Count lines with the string "marker" in them. State the number alone.

__DATASET ENTRIES__:
- - - - -

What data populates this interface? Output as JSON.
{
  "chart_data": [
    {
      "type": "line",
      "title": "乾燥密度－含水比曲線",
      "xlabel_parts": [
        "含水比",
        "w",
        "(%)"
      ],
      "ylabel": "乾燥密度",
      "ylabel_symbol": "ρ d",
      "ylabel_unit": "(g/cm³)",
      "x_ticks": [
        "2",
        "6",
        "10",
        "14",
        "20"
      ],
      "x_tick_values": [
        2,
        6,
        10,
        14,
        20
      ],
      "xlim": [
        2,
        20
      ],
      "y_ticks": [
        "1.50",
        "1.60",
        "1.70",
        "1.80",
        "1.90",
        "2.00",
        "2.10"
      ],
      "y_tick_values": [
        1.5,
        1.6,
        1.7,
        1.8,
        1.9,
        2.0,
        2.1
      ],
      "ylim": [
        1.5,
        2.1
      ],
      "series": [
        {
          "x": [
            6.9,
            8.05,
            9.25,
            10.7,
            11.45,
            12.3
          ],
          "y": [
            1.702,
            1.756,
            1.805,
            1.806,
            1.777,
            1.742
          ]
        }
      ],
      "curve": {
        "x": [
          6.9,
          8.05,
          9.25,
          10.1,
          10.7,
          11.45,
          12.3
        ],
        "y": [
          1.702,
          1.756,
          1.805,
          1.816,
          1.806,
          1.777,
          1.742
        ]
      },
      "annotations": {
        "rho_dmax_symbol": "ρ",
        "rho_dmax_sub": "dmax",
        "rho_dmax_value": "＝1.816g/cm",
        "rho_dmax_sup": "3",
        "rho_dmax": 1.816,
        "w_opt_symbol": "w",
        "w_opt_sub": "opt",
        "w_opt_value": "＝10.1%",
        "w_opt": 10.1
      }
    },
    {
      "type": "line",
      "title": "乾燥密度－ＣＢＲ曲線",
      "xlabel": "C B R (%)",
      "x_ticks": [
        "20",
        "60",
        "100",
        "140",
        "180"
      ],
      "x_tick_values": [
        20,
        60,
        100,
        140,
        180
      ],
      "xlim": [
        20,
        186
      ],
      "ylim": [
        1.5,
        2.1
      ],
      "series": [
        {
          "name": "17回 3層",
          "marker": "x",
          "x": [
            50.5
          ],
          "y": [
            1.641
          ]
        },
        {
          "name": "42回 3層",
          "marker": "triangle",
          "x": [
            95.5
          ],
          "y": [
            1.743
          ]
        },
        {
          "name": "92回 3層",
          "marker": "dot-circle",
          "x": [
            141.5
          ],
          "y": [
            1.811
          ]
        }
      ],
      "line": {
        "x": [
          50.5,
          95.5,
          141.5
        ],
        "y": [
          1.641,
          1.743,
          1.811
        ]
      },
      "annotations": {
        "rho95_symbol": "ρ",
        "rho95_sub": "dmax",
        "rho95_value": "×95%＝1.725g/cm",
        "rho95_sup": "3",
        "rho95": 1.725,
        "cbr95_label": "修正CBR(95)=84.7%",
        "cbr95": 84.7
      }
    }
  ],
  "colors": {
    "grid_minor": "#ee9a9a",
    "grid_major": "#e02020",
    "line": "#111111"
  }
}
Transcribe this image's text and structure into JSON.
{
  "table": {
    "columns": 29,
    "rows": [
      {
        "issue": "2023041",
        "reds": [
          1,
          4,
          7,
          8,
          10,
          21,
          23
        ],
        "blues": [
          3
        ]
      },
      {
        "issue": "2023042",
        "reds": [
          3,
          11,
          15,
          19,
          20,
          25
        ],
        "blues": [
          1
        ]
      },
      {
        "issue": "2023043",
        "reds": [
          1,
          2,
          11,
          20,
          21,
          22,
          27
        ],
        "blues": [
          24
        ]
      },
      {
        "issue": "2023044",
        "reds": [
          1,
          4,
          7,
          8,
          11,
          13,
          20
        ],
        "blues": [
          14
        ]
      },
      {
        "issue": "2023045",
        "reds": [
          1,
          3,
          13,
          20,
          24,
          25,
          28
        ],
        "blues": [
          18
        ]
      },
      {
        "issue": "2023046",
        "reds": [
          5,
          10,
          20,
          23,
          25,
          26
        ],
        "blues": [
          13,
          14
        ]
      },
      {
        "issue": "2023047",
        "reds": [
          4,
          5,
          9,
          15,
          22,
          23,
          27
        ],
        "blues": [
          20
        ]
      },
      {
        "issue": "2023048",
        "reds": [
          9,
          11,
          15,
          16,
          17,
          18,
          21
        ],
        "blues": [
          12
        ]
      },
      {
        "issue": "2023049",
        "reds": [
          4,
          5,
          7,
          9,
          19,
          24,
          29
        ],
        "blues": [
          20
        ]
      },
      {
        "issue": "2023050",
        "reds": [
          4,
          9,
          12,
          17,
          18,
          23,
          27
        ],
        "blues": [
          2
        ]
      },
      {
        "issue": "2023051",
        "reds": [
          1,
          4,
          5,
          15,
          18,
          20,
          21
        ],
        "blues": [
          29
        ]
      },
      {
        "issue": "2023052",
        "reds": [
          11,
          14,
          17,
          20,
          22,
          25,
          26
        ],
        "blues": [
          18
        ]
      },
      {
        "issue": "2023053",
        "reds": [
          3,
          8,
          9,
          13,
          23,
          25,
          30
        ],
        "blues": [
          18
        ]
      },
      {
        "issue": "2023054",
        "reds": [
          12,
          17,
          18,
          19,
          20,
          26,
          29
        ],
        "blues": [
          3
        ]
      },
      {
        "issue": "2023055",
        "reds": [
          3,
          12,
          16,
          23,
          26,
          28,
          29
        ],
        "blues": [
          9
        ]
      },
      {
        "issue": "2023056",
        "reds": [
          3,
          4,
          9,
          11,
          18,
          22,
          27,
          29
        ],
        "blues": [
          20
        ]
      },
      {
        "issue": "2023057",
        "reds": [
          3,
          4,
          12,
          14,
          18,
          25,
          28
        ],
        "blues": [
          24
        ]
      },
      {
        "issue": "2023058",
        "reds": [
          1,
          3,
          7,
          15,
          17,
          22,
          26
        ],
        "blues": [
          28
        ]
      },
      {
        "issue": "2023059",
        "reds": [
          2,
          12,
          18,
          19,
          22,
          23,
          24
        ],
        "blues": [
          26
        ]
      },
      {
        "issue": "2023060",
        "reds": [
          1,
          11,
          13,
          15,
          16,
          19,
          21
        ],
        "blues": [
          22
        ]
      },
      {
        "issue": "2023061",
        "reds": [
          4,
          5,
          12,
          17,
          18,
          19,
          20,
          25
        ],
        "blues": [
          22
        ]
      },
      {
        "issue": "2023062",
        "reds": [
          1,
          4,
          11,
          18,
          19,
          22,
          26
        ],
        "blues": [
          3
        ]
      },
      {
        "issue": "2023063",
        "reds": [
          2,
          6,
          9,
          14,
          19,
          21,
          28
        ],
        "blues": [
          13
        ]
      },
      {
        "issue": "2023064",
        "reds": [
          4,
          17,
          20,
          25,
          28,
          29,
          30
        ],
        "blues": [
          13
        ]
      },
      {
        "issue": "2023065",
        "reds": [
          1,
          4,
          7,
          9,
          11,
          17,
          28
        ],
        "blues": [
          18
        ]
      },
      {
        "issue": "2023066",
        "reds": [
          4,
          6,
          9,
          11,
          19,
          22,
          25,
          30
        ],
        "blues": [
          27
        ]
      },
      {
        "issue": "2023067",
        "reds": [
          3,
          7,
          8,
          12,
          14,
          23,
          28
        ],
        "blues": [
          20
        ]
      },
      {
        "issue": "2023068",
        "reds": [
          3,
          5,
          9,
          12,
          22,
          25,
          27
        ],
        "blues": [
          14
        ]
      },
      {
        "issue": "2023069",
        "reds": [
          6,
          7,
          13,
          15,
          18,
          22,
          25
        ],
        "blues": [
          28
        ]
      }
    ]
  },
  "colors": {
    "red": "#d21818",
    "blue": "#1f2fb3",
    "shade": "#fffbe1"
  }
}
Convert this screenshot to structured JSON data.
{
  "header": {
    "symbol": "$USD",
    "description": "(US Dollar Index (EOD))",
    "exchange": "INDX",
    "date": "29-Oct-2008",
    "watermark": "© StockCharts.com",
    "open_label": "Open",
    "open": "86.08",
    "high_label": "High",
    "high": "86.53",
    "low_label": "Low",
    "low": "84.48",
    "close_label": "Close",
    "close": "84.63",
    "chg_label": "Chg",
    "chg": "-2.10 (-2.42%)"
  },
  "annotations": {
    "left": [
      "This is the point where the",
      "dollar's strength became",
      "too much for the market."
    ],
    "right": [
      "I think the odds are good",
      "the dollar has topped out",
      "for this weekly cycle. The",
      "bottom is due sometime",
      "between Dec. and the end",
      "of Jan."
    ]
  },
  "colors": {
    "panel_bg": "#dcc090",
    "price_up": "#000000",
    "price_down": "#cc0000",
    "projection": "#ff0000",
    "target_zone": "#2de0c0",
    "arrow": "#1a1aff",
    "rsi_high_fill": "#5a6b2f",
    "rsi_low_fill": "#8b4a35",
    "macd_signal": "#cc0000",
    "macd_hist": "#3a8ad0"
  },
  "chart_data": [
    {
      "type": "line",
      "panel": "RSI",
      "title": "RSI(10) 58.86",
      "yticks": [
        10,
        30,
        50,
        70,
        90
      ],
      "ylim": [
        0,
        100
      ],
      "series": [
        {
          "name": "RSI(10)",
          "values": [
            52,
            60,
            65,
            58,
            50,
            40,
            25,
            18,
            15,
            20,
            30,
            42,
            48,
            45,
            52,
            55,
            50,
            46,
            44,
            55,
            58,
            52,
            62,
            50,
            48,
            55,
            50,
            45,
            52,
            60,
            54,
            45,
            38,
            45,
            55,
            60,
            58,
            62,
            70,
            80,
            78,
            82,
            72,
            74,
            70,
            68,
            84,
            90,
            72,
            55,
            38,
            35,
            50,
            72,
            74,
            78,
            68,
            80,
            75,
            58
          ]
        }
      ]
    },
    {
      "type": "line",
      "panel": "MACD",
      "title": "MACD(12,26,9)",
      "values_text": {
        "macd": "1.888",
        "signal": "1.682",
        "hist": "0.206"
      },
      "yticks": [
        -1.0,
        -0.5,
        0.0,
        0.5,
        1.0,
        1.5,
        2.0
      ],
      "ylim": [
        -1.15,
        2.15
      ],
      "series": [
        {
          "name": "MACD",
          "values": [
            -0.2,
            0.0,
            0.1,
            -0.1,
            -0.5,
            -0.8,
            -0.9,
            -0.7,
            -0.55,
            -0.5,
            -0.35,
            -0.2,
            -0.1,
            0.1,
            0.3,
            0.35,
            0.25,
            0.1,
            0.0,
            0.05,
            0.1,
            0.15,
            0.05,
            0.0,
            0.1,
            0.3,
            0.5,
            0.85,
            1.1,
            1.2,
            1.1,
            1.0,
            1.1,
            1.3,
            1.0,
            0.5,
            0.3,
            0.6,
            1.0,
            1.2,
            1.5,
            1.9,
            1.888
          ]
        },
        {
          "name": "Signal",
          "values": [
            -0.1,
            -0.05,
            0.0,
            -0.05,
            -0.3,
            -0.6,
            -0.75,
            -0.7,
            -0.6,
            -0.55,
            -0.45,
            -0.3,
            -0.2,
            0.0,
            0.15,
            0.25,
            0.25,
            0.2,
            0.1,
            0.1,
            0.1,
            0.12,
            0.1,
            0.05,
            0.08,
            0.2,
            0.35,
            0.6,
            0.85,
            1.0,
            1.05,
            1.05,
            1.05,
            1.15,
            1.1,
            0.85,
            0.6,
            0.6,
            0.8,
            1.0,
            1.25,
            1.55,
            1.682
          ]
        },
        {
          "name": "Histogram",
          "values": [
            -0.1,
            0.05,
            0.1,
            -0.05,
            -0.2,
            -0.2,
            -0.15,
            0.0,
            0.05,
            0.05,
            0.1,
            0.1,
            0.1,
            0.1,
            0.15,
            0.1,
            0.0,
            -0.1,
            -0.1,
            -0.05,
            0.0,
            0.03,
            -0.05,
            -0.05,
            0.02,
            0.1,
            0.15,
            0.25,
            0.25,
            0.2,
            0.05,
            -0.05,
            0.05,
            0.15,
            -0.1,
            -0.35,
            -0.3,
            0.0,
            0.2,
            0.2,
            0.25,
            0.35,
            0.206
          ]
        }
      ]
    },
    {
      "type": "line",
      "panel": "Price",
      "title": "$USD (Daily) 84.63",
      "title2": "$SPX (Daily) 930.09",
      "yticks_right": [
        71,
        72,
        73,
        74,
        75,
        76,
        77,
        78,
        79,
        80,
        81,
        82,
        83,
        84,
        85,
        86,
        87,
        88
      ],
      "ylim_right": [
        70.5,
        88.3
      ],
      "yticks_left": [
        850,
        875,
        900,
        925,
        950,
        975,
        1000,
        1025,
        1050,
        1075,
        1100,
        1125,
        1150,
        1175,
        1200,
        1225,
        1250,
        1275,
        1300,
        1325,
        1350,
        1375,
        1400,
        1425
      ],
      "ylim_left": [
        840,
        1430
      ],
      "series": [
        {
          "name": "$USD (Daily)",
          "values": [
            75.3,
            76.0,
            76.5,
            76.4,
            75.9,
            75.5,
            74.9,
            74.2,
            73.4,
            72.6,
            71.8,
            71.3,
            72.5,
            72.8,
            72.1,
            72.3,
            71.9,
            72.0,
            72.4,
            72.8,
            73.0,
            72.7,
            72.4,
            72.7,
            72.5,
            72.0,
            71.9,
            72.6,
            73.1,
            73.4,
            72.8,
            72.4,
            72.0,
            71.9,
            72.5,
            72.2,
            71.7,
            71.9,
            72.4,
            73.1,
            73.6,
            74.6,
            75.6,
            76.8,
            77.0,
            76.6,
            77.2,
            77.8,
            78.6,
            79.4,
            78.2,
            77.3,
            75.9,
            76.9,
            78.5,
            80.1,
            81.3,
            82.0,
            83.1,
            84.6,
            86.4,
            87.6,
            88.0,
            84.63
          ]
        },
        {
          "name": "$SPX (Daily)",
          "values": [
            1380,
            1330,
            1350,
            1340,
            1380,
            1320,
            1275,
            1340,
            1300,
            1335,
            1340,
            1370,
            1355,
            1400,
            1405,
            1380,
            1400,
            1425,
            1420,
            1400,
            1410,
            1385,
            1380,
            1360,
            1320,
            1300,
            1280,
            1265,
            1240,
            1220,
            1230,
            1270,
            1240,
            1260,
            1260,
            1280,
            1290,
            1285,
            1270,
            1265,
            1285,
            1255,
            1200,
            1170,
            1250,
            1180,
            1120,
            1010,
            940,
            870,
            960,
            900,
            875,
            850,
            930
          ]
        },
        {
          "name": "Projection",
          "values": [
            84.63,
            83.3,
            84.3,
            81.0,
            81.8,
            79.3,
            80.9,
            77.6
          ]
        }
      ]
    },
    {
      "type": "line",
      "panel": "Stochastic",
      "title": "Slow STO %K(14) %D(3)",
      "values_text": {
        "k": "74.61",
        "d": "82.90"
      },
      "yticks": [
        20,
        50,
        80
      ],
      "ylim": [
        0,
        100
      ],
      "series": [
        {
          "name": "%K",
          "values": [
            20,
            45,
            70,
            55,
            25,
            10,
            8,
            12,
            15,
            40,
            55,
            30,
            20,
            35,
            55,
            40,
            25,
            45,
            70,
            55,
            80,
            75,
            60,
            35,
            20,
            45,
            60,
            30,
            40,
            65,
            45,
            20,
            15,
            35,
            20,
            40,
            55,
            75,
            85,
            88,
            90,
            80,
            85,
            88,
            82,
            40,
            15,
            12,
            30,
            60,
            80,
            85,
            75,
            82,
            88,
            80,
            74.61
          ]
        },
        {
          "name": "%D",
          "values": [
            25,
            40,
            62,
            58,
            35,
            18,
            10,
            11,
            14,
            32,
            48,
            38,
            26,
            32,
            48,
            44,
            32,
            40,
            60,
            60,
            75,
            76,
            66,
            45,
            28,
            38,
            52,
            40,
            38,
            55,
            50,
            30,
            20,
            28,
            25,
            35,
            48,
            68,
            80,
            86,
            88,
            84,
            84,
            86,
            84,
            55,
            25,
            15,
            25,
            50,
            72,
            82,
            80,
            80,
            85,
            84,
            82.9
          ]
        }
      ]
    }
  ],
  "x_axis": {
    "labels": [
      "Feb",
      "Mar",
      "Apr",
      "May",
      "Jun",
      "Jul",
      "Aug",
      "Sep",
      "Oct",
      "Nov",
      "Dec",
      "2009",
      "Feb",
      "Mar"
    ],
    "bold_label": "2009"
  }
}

- - - - -

__PROBLEM SOLUTION__:
3